Stored entries:
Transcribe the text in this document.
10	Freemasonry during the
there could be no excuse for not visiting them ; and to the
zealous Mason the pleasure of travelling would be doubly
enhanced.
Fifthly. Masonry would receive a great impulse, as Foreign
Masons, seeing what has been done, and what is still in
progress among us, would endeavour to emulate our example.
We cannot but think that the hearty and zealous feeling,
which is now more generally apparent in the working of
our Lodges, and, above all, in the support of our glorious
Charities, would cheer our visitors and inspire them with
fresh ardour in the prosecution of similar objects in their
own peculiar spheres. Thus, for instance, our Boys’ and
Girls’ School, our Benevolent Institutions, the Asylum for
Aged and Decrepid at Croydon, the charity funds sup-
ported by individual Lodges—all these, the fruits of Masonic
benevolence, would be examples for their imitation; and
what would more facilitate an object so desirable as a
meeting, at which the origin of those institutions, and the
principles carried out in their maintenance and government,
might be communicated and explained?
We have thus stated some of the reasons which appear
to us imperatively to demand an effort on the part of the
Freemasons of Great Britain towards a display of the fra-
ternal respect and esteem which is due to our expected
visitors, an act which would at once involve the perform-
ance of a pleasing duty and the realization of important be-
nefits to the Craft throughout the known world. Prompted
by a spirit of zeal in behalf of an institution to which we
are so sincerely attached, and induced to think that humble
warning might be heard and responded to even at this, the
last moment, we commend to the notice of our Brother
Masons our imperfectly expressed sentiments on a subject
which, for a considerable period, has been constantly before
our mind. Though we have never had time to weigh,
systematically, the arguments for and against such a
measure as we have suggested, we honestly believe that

*WHAT TO WORK ON*:
Write out every record shown above, word for word.

*EXPECTED ANSWER*:
Transcribe the text in this document.
10	Freemasonry during the
there could be no excuse for not visiting them ; and to the
zealous Mason the pleasure of travelling would be doubly
enhanced.
Fifthly. Masonry would receive a great impulse, as Foreign
Masons, seeing what has been done, and what is still in
progress among us, would endeavour to emulate our example.
We cannot but think that the hearty and zealous feeling,
which is now more generally apparent in the working of
our Lodges, and, above all, in the support of our glorious
Charities, would cheer our visitors and inspire them with
fresh ardour in the prosecution of similar objects in their
own peculiar spheres. Thus, for instance, our Boys’ and
Girls’ School, our Benevolent Institutions, the Asylum for
Aged and Decrepid at Croydon, the charity funds sup-
ported by individual Lodges—all these, the fruits of Masonic
benevolence, would be examples for their imitation; and
what would more facilitate an object so desirable as a
meeting, at which the origin of those institutions, and the
principles carried out in their maintenance and government,
might be communicated and explained?
We have thus stated some of the reasons which appear
to us imperatively to demand an effort on the part of the
Freemasons of Great Britain towards a display of the fra-
ternal respect and esteem which is due to our expected
visitors, an act which would at once involve the perform-
ance of a pleasing duty and the realization of important be-
nefits to the Craft throughout the known world. Prompted
by a spirit of zeal in behalf of an institution to which we
are so sincerely attached, and induced to think that humble
warning might be heard and responded to even at this, the
last moment, we commend to the notice of our Brother
Masons our imperfectly expressed sentiments on a subject
which, for a considerable period, has been constantly before
our mind. Though we have never had time to weigh,
systematically, the arguments for and against such a
measure as we have suggested, we honestly believe that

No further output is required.